**Source text:**
Principle of the BLI-based protease assay. (a) Schematic representation of the biosensors during the assay. (b) A representative sensogram shows the steps of the assay procedure. After setting up the baseline using Ni-NTA biosensors in tube-mode, the RFP substrates are loaded onto the sensors in drop-mode until saturation. Loading is subsequently followed by tube- and drop-mode washing steps. Cleavage reactions were performed using a catalytically active (HIV-1 PR_wt, purple) and inactive HIV-1 PR (HIV-1 PR_ΔNΔC, orange) enzyme. The same Ni-NTA biosensor was used for the parallel experiments, and the sensor was regenerated between the measurements at low pH (based on manufacturer’s instructions).

Figure 3

Study of the interaction of different divalent cations with His₆-MBP-VSQNY*PIVQ-mEYFP substrate. The kinetic parameters determined for the cations are shown in Table 2. Results of two experiments are represented for each cation. The grey lines show fitting of data to 1:1 binding model by BLItz Pro software.

Figure 4

Dependence of initial change in the bio-layer thickness on enzyme concentration. The proteolysis was performed at increasing concentration of HIV-1 PR_wt. The initial ∆nm/∆t values were determined based on the slopes (2–10 s after initiation of the reaction). Error bars represent SD (n = 2).

Figure 5

Determination of the inhibitory effect of atazanavir on HIV-1 PR activity. (a) Representative sensograms of the enzyme reactions performed by using atazanavir in 2 nM and 2 µM final concentration. (b) Comparison of obtained initial ∆nm/∆t values which were determined based on the slopes (2–10 s after initiation of the reaction). Error bars represent SD (n = 2). Representative signal curves are shown for all steps of the assay in Figure S3a.

Figure 6

Determination of substrate specificity of HIV-1 PR using P2-modified RFP substrates. (a) Representative sensogram of the enzyme reactions with different substrates wt-9res (VSQNY*PIVQ) mut-9res (VSQLY*PIVQ). (b) Comparison of obtained ∆nm/∆t values. The initial ∆nm/∆t values were determined based on the slopes (2–10 s after initiation of the reaction). ***: p = 0.0004. Error bars represent SD (n = 4). (c) Kinetic parameters determined previously for HIV-1 PR using oligopeptide substrates representing 9-residue-long cleavage sites [44]. Representative signal curves are shown for all steps of the assay in Figure S3b.

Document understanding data

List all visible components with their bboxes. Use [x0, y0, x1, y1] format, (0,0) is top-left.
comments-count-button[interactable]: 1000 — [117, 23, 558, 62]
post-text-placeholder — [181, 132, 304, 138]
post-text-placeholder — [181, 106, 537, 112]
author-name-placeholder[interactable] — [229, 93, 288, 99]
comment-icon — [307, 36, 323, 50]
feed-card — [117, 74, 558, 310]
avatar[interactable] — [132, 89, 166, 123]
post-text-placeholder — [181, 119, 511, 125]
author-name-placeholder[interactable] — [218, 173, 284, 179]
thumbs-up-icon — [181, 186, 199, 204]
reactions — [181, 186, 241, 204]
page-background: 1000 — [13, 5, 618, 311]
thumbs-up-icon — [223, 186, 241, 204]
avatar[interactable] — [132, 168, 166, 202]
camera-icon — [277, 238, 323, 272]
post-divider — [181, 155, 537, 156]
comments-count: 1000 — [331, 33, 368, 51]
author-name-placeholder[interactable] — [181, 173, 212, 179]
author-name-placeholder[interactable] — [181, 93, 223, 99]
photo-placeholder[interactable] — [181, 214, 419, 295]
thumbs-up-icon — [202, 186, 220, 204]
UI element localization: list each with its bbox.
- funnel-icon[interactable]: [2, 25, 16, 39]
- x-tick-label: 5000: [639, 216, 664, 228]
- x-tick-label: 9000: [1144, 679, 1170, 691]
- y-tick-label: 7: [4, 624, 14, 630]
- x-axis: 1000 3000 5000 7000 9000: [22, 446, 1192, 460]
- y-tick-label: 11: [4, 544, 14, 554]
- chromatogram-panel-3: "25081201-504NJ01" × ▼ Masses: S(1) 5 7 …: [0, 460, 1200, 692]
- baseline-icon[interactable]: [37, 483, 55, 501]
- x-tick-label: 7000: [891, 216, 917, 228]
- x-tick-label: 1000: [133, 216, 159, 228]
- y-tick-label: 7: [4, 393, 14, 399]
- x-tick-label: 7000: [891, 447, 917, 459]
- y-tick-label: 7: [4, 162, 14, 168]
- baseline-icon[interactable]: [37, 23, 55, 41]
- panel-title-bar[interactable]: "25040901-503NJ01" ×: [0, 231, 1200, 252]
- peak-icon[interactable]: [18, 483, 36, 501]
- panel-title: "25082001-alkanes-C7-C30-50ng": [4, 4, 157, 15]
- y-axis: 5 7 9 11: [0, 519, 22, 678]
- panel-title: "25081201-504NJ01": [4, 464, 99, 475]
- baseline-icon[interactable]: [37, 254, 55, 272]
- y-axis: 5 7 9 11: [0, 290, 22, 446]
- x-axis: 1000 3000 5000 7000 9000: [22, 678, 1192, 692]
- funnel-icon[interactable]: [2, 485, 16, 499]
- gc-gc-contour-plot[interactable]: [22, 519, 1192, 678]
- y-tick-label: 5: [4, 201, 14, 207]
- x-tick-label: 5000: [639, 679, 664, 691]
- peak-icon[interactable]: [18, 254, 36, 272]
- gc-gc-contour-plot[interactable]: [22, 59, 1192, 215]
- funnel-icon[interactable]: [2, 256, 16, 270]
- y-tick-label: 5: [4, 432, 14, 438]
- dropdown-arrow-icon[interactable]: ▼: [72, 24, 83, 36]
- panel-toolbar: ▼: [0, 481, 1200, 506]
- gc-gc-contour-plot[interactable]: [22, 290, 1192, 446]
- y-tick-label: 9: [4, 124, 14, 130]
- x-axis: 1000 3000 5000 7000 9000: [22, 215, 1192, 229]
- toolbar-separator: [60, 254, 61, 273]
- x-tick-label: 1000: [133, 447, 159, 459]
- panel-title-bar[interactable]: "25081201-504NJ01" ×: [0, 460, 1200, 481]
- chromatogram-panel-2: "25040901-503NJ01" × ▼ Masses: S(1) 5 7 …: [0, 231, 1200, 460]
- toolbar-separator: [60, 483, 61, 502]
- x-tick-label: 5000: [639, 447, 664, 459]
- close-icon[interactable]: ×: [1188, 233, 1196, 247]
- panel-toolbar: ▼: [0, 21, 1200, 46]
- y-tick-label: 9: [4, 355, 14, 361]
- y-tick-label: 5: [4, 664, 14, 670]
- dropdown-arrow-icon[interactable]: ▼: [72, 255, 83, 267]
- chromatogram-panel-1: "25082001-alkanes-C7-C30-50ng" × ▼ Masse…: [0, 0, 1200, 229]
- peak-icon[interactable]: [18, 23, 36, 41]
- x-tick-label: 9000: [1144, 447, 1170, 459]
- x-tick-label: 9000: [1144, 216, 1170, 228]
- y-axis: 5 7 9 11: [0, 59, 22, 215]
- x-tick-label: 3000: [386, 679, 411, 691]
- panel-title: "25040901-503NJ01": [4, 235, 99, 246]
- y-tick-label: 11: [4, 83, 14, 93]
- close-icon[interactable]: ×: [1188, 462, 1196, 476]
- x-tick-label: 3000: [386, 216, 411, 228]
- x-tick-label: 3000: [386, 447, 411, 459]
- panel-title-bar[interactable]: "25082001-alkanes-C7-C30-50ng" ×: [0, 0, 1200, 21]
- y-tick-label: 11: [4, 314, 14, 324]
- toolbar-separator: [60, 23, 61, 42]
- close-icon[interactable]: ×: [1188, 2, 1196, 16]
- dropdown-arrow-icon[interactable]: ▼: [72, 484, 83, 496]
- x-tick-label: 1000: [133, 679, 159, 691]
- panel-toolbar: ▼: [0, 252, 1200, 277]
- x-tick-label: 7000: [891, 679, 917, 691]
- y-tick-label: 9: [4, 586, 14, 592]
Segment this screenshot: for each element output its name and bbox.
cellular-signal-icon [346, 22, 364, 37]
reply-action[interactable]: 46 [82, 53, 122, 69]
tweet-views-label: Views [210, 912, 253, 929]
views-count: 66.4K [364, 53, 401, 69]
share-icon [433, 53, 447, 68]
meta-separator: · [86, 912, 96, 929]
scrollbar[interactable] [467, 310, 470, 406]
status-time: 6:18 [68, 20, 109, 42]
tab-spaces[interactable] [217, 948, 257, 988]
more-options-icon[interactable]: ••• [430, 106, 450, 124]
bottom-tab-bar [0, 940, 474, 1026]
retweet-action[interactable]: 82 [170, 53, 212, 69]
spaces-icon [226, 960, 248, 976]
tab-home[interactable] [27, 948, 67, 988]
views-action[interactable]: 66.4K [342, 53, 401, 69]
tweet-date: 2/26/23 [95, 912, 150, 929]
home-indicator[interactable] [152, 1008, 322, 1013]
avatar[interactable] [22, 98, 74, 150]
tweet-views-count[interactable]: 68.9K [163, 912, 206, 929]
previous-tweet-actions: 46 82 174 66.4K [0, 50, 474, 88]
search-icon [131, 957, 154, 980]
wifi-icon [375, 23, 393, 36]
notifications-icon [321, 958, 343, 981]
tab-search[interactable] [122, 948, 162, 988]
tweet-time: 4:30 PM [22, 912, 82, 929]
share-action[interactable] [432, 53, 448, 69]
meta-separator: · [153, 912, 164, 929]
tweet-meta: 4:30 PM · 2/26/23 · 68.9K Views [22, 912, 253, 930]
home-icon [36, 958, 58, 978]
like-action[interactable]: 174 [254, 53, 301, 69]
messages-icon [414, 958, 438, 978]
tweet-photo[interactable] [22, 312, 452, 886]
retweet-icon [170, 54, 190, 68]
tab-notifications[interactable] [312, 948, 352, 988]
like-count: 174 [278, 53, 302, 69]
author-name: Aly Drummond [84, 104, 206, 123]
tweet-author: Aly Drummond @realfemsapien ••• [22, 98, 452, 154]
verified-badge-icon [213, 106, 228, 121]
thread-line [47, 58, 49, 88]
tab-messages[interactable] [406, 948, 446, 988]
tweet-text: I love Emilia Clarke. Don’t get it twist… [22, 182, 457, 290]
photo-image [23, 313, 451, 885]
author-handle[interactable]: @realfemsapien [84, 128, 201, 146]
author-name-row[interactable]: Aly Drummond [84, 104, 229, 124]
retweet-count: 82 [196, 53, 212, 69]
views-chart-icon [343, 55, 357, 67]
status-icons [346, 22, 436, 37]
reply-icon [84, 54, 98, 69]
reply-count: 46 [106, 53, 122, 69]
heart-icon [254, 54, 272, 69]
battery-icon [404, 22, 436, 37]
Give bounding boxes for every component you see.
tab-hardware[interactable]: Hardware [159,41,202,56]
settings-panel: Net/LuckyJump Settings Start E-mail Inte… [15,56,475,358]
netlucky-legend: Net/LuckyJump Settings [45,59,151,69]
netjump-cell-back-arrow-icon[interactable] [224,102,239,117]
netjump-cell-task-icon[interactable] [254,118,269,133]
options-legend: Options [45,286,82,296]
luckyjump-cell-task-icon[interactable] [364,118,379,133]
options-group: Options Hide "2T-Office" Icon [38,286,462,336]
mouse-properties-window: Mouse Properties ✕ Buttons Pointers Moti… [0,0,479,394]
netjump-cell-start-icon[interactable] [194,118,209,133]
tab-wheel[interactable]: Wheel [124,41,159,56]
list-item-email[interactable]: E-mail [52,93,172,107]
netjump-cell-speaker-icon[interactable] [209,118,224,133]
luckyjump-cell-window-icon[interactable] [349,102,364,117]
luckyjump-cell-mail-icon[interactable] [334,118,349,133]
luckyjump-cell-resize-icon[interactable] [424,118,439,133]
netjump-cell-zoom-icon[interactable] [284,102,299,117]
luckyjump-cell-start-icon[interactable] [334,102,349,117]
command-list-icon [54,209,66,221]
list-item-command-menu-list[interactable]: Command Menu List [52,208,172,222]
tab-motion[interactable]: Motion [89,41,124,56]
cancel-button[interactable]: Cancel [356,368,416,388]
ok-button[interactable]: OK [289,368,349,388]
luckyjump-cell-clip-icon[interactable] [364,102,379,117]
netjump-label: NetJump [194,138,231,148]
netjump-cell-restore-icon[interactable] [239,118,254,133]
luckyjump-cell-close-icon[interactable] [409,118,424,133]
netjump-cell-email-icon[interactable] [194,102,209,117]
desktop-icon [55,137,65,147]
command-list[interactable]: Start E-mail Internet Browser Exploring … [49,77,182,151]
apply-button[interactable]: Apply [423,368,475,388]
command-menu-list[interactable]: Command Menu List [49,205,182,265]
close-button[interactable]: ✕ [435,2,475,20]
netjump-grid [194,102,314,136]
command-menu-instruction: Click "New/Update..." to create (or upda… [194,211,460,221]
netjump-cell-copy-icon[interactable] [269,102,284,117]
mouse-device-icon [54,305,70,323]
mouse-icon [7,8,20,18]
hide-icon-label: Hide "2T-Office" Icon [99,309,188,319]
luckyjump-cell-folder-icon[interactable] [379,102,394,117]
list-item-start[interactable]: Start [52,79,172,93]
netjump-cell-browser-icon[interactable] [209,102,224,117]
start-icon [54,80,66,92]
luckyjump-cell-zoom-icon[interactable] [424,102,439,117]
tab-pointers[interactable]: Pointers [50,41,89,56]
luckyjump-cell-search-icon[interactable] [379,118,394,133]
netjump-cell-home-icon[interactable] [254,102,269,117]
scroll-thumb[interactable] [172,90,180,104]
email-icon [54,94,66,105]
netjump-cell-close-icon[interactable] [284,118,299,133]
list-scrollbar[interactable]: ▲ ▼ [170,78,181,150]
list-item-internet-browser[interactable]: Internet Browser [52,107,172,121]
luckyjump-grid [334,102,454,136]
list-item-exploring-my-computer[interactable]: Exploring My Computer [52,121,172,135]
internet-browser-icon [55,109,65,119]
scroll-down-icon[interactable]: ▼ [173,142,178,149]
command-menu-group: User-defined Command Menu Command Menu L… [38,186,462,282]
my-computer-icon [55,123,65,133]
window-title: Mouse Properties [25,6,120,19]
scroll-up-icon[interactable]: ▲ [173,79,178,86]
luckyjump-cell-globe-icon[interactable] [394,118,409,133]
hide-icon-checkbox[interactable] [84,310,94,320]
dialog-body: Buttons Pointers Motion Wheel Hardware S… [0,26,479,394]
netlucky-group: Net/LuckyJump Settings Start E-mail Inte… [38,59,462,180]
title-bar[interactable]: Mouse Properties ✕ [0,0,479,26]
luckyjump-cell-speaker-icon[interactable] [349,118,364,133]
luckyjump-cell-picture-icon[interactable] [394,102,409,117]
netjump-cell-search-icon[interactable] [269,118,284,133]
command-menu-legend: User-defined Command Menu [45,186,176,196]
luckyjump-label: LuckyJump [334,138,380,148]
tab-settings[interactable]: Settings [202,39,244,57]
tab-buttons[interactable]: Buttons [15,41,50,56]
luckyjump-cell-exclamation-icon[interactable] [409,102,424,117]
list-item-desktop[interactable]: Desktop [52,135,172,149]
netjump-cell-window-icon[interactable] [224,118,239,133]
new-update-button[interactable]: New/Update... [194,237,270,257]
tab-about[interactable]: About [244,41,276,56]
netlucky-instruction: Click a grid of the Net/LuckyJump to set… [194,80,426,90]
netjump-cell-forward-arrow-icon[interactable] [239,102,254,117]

**Your goal:**
Please continue the figure captions on the BLI-based protease assay, starting after their last sentence.

**Result of the exercise:**
Figure 7

Examination of the substrate groove of HIV-1 PR. (a) A representative sensogram of the enzyme reactions performed with wt-24res and mut-24res substrates. (b) Comparison of obtained ∆nm/∆t values. The initial ∆nm/∆t values were determined based on the slopes (2–10 s after initiation of the reaction). *: p = 0.0463. Error bars represent SD (n = 2). Representative signal curves are shown for all steps of the assay in Figure S3c.

Figure 8

SDS-PAGE analysis of the lysates of non-transformed (RFP−) and transformed (RFP+) BL21(DE3) cells. Arrow shows His₆-MBP-VSQNYPIVQ-mEYFP protein substrate (~72 kDa) detected in the cell lysates of transformed cells. Before UV transillumination, the proteins were renatured in the gel after separation by reducing SDS-PAGE (using 14% gel), then the gel was stained with Coomassie dye.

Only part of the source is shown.